Could you copy every line from the material below in which "lubrication" appears?
## begin
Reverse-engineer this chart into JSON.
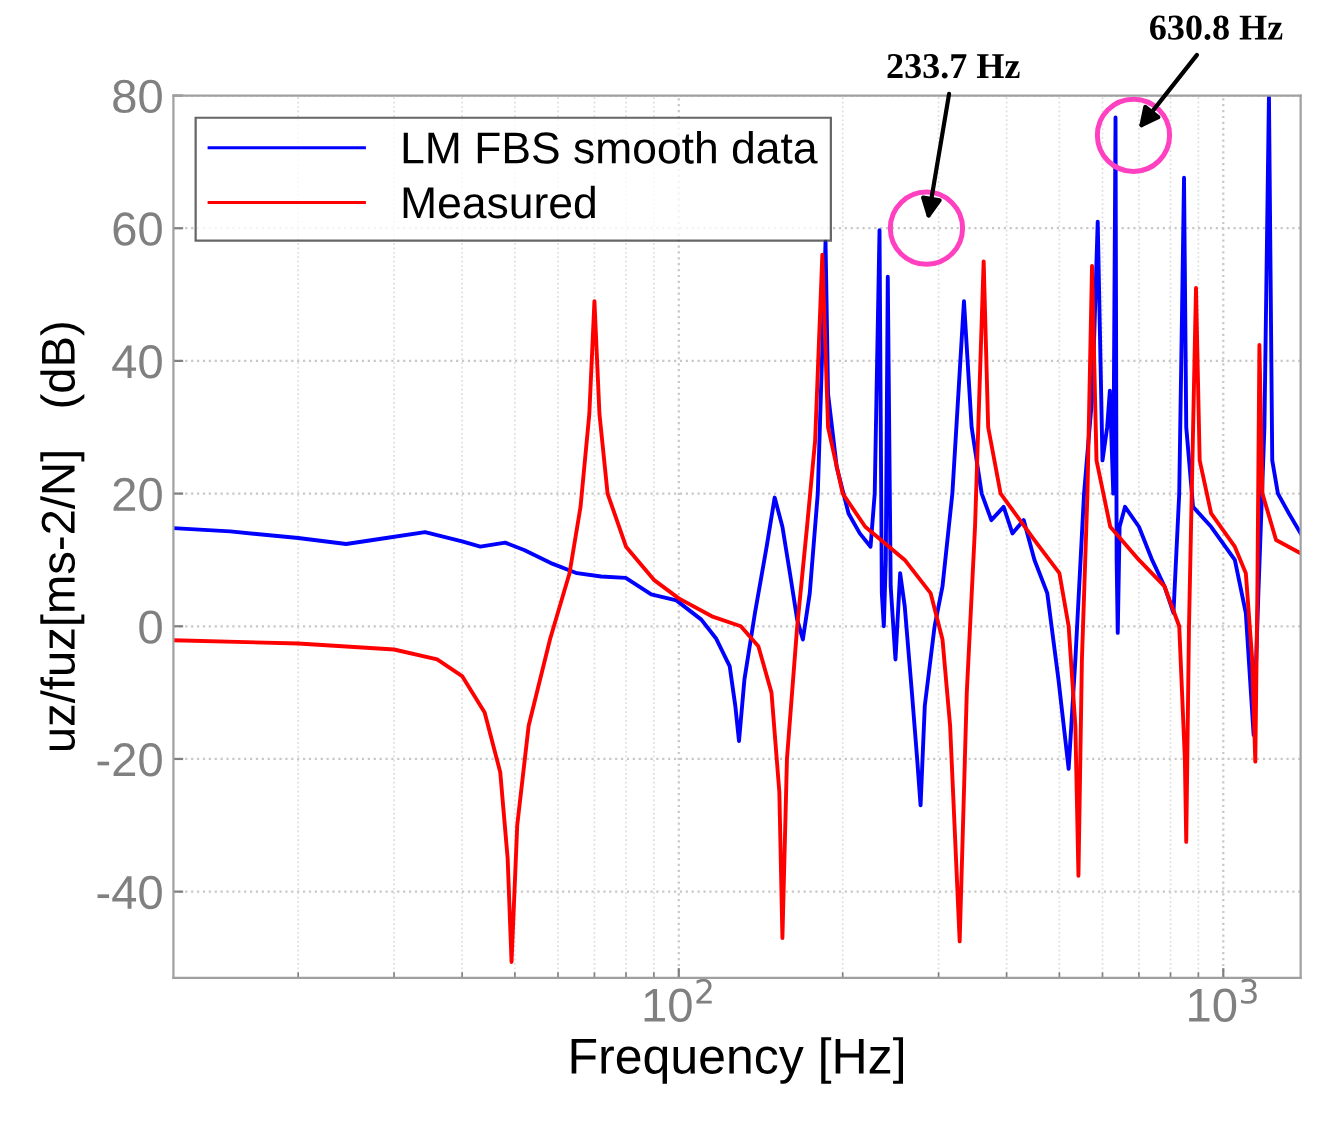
{
  "chart_data": {
    "type": "line",
    "xlabel": "Frequency [Hz]",
    "ylabel": "uz/fuz[ms-2/N]   (dB)",
    "log": "x",
    "xlim": [
      11.8,
      1387
    ],
    "ylim": [
      -53,
      80
    ],
    "xticks": [
      {
        "value": 100,
        "label": "10$^{2}$"
      },
      {
        "value": 1000,
        "label": "10$^{3}$"
      }
    ],
    "yticks": [
      -40,
      -20,
      0,
      20,
      40,
      60,
      80
    ],
    "grid": true,
    "legend": "top left",
    "line_style": "solid",
    "marker": "none",
    "annotations": [
      {
        "text": "233.7 Hz",
        "x": 285,
        "y": 60
      },
      {
        "text": "630.8 Hz",
        "x": 684,
        "y": 74
      }
    ],
    "series": [
      {
        "name": "LM FBS smooth data",
        "color": "#0000ff",
        "x": [
          11.8,
          15,
          20,
          24.5,
          29,
          34.2,
          40,
          43.2,
          48,
          52,
          58.7,
          65,
          72,
          79.9,
          89,
          99,
          110,
          117,
          124,
          127,
          129,
          132,
          138,
          145,
          150,
          155,
          160,
          165,
          169,
          174,
          180,
          184,
          186,
          188,
          195,
          205,
          215,
          225,
          229,
          233.7,
          236,
          238,
          240,
          242,
          245,
          250,
          255,
          260,
          268,
          274,
          278,
          283,
          295,
          305,
          318,
          334,
          345,
          360,
          375,
          395,
          410,
          430,
          450,
          475,
          498,
          520,
          535,
          555,
          575,
          588,
          600,
          612,
          619,
          628,
          634,
          637,
          640,
          645,
          660,
          700,
          740,
          780,
          810,
          830,
          840,
          847,
          855,
          880,
          950,
          1050,
          1100,
          1137,
          1160,
          1190,
          1213,
          1230,
          1260,
          1320,
          1387
        ],
        "values": [
          14.8,
          14.3,
          13.3,
          12.4,
          13.3,
          14.2,
          12.8,
          12,
          12.6,
          11.5,
          9.4,
          8,
          7.5,
          7.3,
          4.8,
          3.9,
          1,
          -1.8,
          -6,
          -12,
          -17.3,
          -8,
          2,
          12,
          19.4,
          15,
          8,
          1,
          -2,
          5,
          20,
          45,
          58,
          35,
          24,
          17,
          14,
          12,
          20,
          59.7,
          5,
          0,
          10,
          52.7,
          6,
          -5,
          8,
          3,
          -10,
          -20,
          -27,
          -12,
          0,
          6,
          20,
          49,
          30,
          20,
          16,
          18,
          14,
          16,
          10,
          5,
          -8,
          -21.5,
          -5,
          20,
          35,
          61,
          25,
          30,
          35.5,
          20,
          76.7,
          10,
          -1,
          15,
          18,
          15,
          10,
          6,
          2,
          20,
          47.6,
          67.6,
          30,
          18,
          15,
          10,
          2,
          -16.4,
          5,
          30,
          80,
          25,
          20,
          17,
          14
        ]
      },
      {
        "name": "Measured",
        "color": "#ff0000",
        "x": [
          11.8,
          20,
          30,
          36,
          40,
          44,
          47,
          48.5,
          49.3,
          50.5,
          53,
          58,
          63,
          66,
          68.5,
          70,
          71.5,
          74,
          80,
          90,
          100,
          115,
          130,
          140,
          148,
          153,
          155,
          158,
          165,
          172,
          178,
          183.5,
          188,
          200,
          220,
          260,
          290,
          305,
          315,
          328,
          338,
          350,
          363,
          370,
          390,
          450,
          500,
          520,
          535,
          542,
          550,
          563,
          574,
          585,
          620,
          700,
          780,
          830,
          850,
          855,
          865,
          891,
          905,
          950,
          1050,
          1100,
          1130,
          1145,
          1155,
          1165,
          1180,
          1250,
          1387
        ],
        "values": [
          -2.1,
          -2.6,
          -3.5,
          -5,
          -7.5,
          -13,
          -22,
          -35,
          -50.6,
          -30,
          -15,
          -2,
          8,
          18,
          32,
          49,
          32,
          20,
          12,
          7,
          4.2,
          1.5,
          0,
          -3,
          -10,
          -25,
          -47,
          -20,
          0,
          15,
          28,
          56,
          30,
          20,
          15,
          10,
          5,
          -2,
          -15,
          -47.5,
          -10,
          15,
          55,
          30,
          20,
          13,
          8,
          0,
          -15,
          -37.6,
          -5,
          20,
          54.3,
          25,
          15,
          10,
          6,
          0,
          -20,
          -32.5,
          0,
          51,
          25,
          17,
          12,
          8,
          -5,
          -20.4,
          5,
          42.4,
          20,
          13,
          11
        ]
      }
    ]
  }
}
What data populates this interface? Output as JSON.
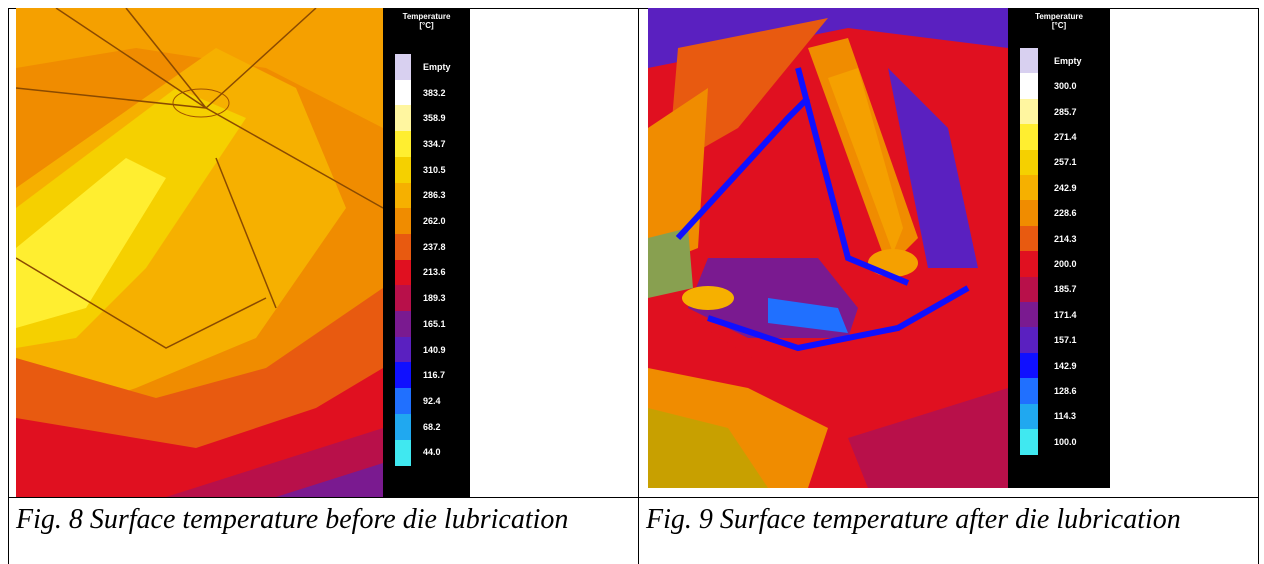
{
  "figures": [
    {
      "legend_title": "Temperature\n[°C]",
      "legend": [
        {
          "label": "Empty",
          "color": "#d8d0f0"
        },
        {
          "label": "383.2",
          "color": "#ffffff"
        },
        {
          "label": "358.9",
          "color": "#fff6a0"
        },
        {
          "label": "334.7",
          "color": "#ffee30"
        },
        {
          "label": "310.5",
          "color": "#f5d000"
        },
        {
          "label": "286.3",
          "color": "#f6b000"
        },
        {
          "label": "262.0",
          "color": "#f08c00"
        },
        {
          "label": "237.8",
          "color": "#e85a10"
        },
        {
          "label": "213.6",
          "color": "#e01020"
        },
        {
          "label": "189.3",
          "color": "#b8104a"
        },
        {
          "label": "165.1",
          "color": "#7a1a90"
        },
        {
          "label": "140.9",
          "color": "#5a20c0"
        },
        {
          "label": "116.7",
          "color": "#1010ff"
        },
        {
          "label": "92.4",
          "color": "#2070ff"
        },
        {
          "label": "68.2",
          "color": "#20a8f0"
        },
        {
          "label": "44.0",
          "color": "#40e8f0"
        }
      ],
      "caption": "Fig. 8 Surface temperature before die lubrication"
    },
    {
      "legend_title": "Temperature\n[°C]",
      "legend": [
        {
          "label": "Empty",
          "color": "#d8d0f0"
        },
        {
          "label": "300.0",
          "color": "#ffffff"
        },
        {
          "label": "285.7",
          "color": "#fff6a0"
        },
        {
          "label": "271.4",
          "color": "#ffee30"
        },
        {
          "label": "257.1",
          "color": "#f5d000"
        },
        {
          "label": "242.9",
          "color": "#f6b000"
        },
        {
          "label": "228.6",
          "color": "#f08c00"
        },
        {
          "label": "214.3",
          "color": "#e85a10"
        },
        {
          "label": "200.0",
          "color": "#e01020"
        },
        {
          "label": "185.7",
          "color": "#b8104a"
        },
        {
          "label": "171.4",
          "color": "#7a1a90"
        },
        {
          "label": "157.1",
          "color": "#5a20c0"
        },
        {
          "label": "142.9",
          "color": "#1010ff"
        },
        {
          "label": "128.6",
          "color": "#2070ff"
        },
        {
          "label": "114.3",
          "color": "#20a8f0"
        },
        {
          "label": "100.0",
          "color": "#40e8f0"
        }
      ],
      "caption": "Fig. 9 Surface temperature after die lubrication"
    }
  ]
}
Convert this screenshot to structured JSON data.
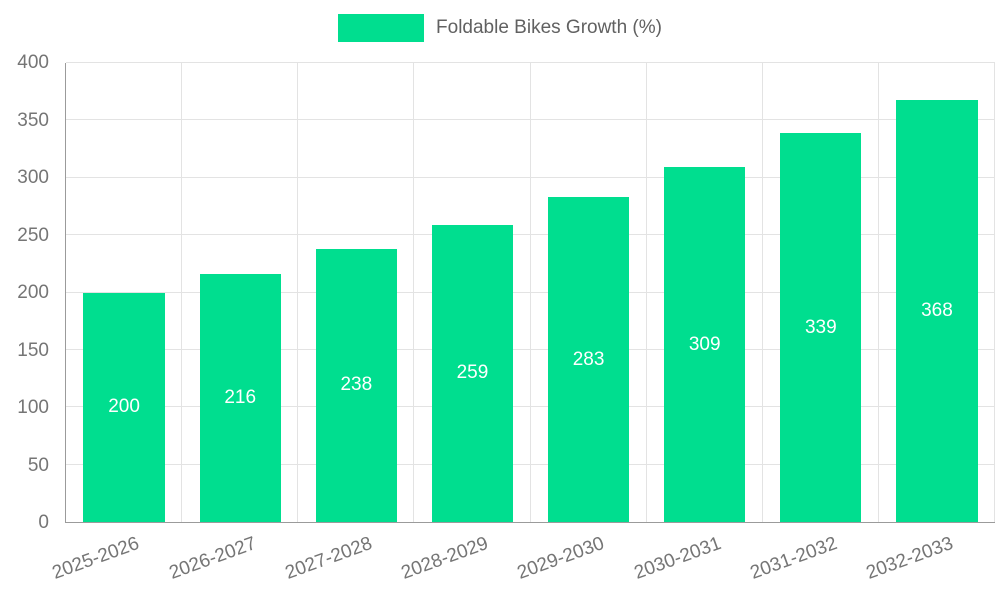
{
  "chart_data": {
    "type": "bar",
    "title": "",
    "legend": "Foldable Bikes Growth (%)",
    "categories": [
      "2025-2026",
      "2026-2027",
      "2027-2028",
      "2028-2029",
      "2029-2030",
      "2030-2031",
      "2031-2032",
      "2032-2033"
    ],
    "values": [
      200,
      216,
      238,
      259,
      283,
      309,
      339,
      368
    ],
    "xlabel": "",
    "ylabel": "",
    "ylim": [
      0,
      400
    ],
    "yticks": [
      0,
      50,
      100,
      150,
      200,
      250,
      300,
      350,
      400
    ],
    "bar_color": "#00de8f",
    "grid": true,
    "legend_position": "top",
    "value_label_color": "#ffffff"
  }
}
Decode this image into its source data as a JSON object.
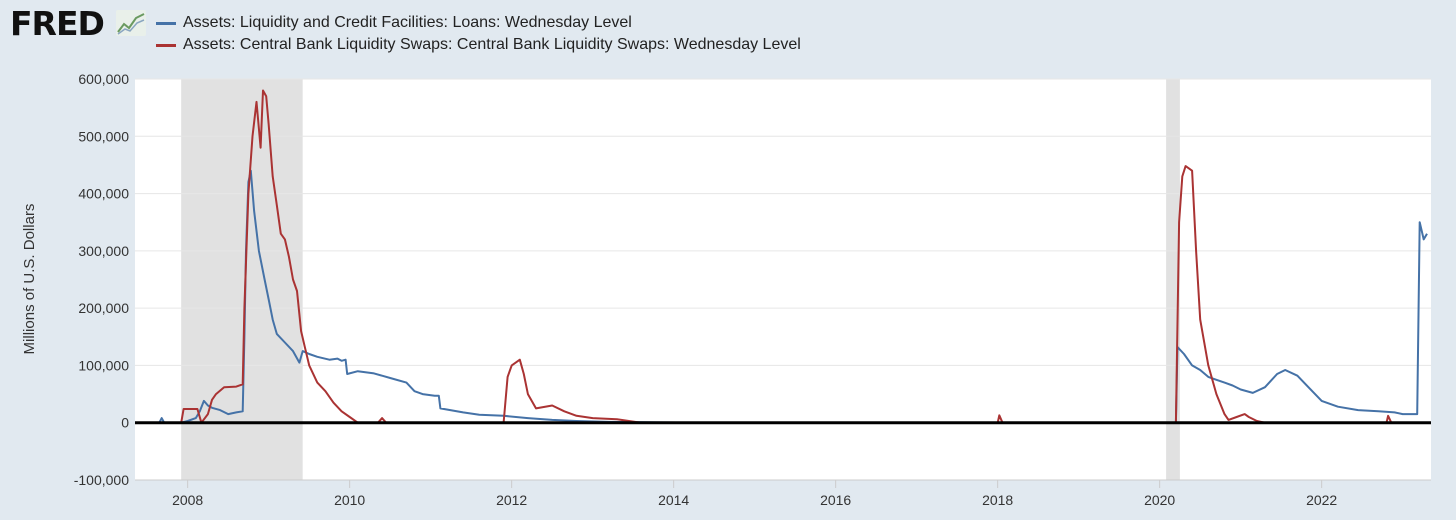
## end
[The completed task]
      "caption": "Fig. 8 Surface temperature before die lubrication"
      "caption": "Fig. 9 Surface temperature after die lubrication"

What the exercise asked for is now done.